[begin DATA FOR THE TASK]

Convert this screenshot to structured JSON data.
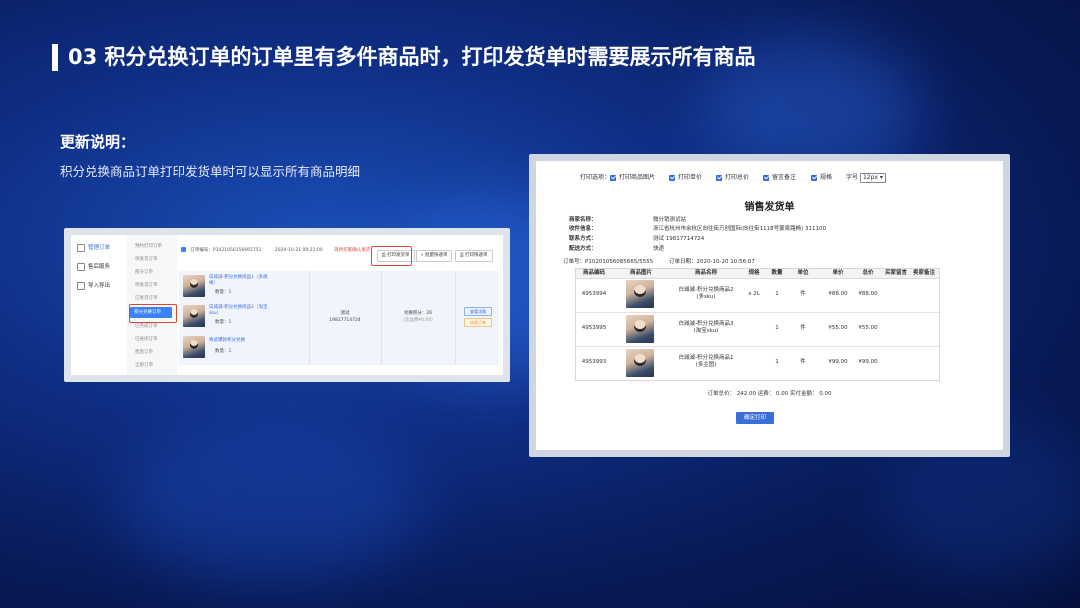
{
  "slide": {
    "title": "03 积分兑换订单的订单里有多件商品时，打印发货单时需要展示所有商品",
    "update_heading": "更新说明：",
    "update_text": "积分兑换商品订单打印发货单时可以显示所有商品明细"
  },
  "left_screenshot": {
    "sidebar": [
      {
        "label": "管理订单"
      },
      {
        "label": "售后服务"
      },
      {
        "label": "导入导出"
      }
    ],
    "subnav": [
      "预约打印订单",
      "待发货订单",
      "部分订单",
      "待发货订单",
      "已发货订单",
      "积分兑换订单",
      "已完成订单",
      "已关闭订单",
      "售后订单",
      "全部订单"
    ],
    "active_subnav_index": 5,
    "header": {
      "order_no": "订单编号：P1021050156665751",
      "time": "2020-10-21 09:21:00",
      "status": "等待买家确认发货"
    },
    "buttons": [
      "打印发货单",
      "批量快递单",
      "打印快递单"
    ],
    "products": [
      {
        "name": "白減減-积分兑换商品1（多规",
        "name2": "格）",
        "qty": "数量：1"
      },
      {
        "name": "白減減-积分兑换商品2（淘宝",
        "name2": "sku）",
        "qty": "数量：1"
      },
      {
        "name": "奇迹爆款积分兑换",
        "name2": "",
        "qty": "数量：1"
      }
    ],
    "receiver": {
      "name": "测试",
      "phone": "19817714724"
    },
    "payment": {
      "line1": "兑换积分：26",
      "line2": "（含运费¥0.00）"
    },
    "side_buttons": [
      "查看详情",
      "修改订单"
    ]
  },
  "right_screenshot": {
    "options_label": "打印选项：",
    "options": [
      "打印商品图片",
      "打印单价",
      "打印总价",
      "留言备注",
      "规格"
    ],
    "font_label": "字号",
    "font_value": "12px",
    "doc_title": "销售发货单",
    "info": [
      {
        "label": "商家名称：",
        "value": "微分销测试站"
      },
      {
        "label": "收件信息：",
        "value": "浙江省杭州市余杭区向往街万创国际(向往街1118号蒙泉路畅) 311100"
      },
      {
        "label": "联系方式：",
        "value": "测试 19817714724"
      },
      {
        "label": "配送方式：",
        "value": "快递"
      }
    ],
    "order_no": "订单号：P10201056085665/5555",
    "order_date": "订单日期：2020-10-20 10:56:07",
    "columns": [
      "商品编码",
      "商品图片",
      "商品名称",
      "规格",
      "数量",
      "单位",
      "单价",
      "总价",
      "买家留言",
      "卖家备注"
    ],
    "rows": [
      {
        "code": "4953994",
        "name1": "白減減-积分兑换商品2",
        "name2": "(多sku)",
        "spec": "x 2L",
        "qty": "1",
        "unit": "件",
        "price": "¥88.00",
        "total": "¥88.00"
      },
      {
        "code": "4953995",
        "name1": "白減減-积分兑换商品3",
        "name2": "(淘宝sku)",
        "spec": "",
        "qty": "1",
        "unit": "件",
        "price": "¥55.00",
        "total": "¥55.00"
      },
      {
        "code": "4953993",
        "name1": "白減減-积分兑换商品1",
        "name2": "(多主图)",
        "spec": "",
        "qty": "1",
        "unit": "件",
        "price": "¥99.00",
        "total": "¥99.00"
      }
    ],
    "totals": "订单总价：  242.00    运费：  0.00    实付金额：  0.00",
    "confirm_button": "确定打印"
  }
}
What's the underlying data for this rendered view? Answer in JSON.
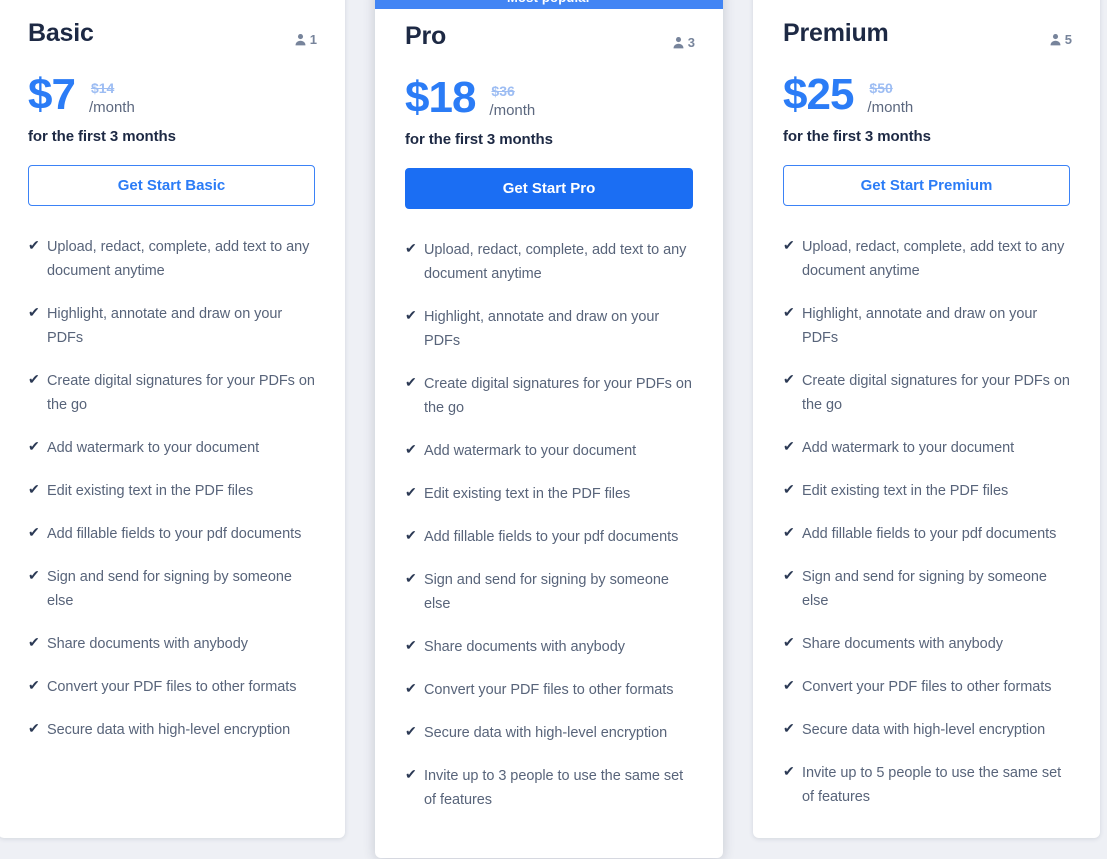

[end DATA FOR THE TASK]

_TASK TO COMPLETE_. Reproduce all the entries that precede this task, word for word, minus any pictures.

_WRITTEN ANSWER_.
Convert this screenshot to structured JSON data.
{
  "slide": {
    "title": "03 积分兑换订单的订单里有多件商品时，打印发货单时需要展示所有商品",
    "update_heading": "更新说明：",
    "update_text": "积分兑换商品订单打印发货单时可以显示所有商品明细"
  },
  "left_screenshot": {
    "sidebar": [
      {
        "label": "管理订单"
      },
      {
        "label": "售后服务"
      },
      {
        "label": "导入导出"
      }
    ],
    "subnav": [
      "预约打印订单",
      "待发货订单",
      "部分订单",
      "待发货订单",
      "已发货订单",
      "积分兑换订单",
      "已完成订单",
      "已关闭订单",
      "售后订单",
      "全部订单"
    ],
    "active_subnav_index": 5,
    "header": {
      "order_no": "订单编号：P1021050156665751",
      "time": "2020-10-21 09:21:00",
      "status": "等待买家确认发货"
    },
    "buttons": [
      "打印发货单",
      "批量快递单",
      "打印快递单"
    ],
    "products": [
      {
        "name": "白減減-积分兑换商品1（多规",
        "name2": "格）",
        "qty": "数量：1"
      },
      {
        "name": "白減減-积分兑换商品2（淘宝",
        "name2": "sku）",
        "qty": "数量：1"
      },
      {
        "name": "奇迹爆款积分兑换",
        "name2": "",
        "qty": "数量：1"
      }
    ],
    "receiver": {
      "name": "测试",
      "phone": "19817714724"
    },
    "payment": {
      "line1": "兑换积分：26",
      "line2": "（含运费¥0.00）"
    },
    "side_buttons": [
      "查看详情",
      "修改订单"
    ]
  },
  "right_screenshot": {
    "options_label": "打印选项：",
    "options": [
      "打印商品图片",
      "打印单价",
      "打印总价",
      "留言备注",
      "规格"
    ],
    "font_label": "字号",
    "font_value": "12px",
    "doc_title": "销售发货单",
    "info": [
      {
        "label": "商家名称：",
        "value": "微分销测试站"
      },
      {
        "label": "收件信息：",
        "value": "浙江省杭州市余杭区向往街万创国际(向往街1118号蒙泉路畅) 311100"
      },
      {
        "label": "联系方式：",
        "value": "测试 19817714724"
      },
      {
        "label": "配送方式：",
        "value": "快递"
      }
    ],
    "order_no": "订单号：P10201056085665/5555",
    "order_date": "订单日期：2020-10-20 10:56:07",
    "columns": [
      "商品编码",
      "商品图片",
      "商品名称",
      "规格",
      "数量",
      "单位",
      "单价",
      "总价",
      "买家留言",
      "卖家备注"
    ],
    "rows": [
      {
        "code": "4953994",
        "name1": "白減減-积分兑换商品2",
        "name2": "(多sku)",
        "spec": "x 2L",
        "qty": "1",
        "unit": "件",
        "price": "¥88.00",
        "total": "¥88.00"
      },
      {
        "code": "4953995",
        "name1": "白減減-积分兑换商品3",
        "name2": "(淘宝sku)",
        "spec": "",
        "qty": "1",
        "unit": "件",
        "price": "¥55.00",
        "total": "¥55.00"
      },
      {
        "code": "4953993",
        "name1": "白減減-积分兑换商品1",
        "name2": "(多主图)",
        "spec": "",
        "qty": "1",
        "unit": "件",
        "price": "¥99.00",
        "total": "¥99.00"
      }
    ],
    "totals": "订单总价：  242.00    运费：  0.00    实付金额：  0.00",
    "confirm_button": "确定打印"
  }
}
What's the underlying data for this rendered view? Answer in JSON.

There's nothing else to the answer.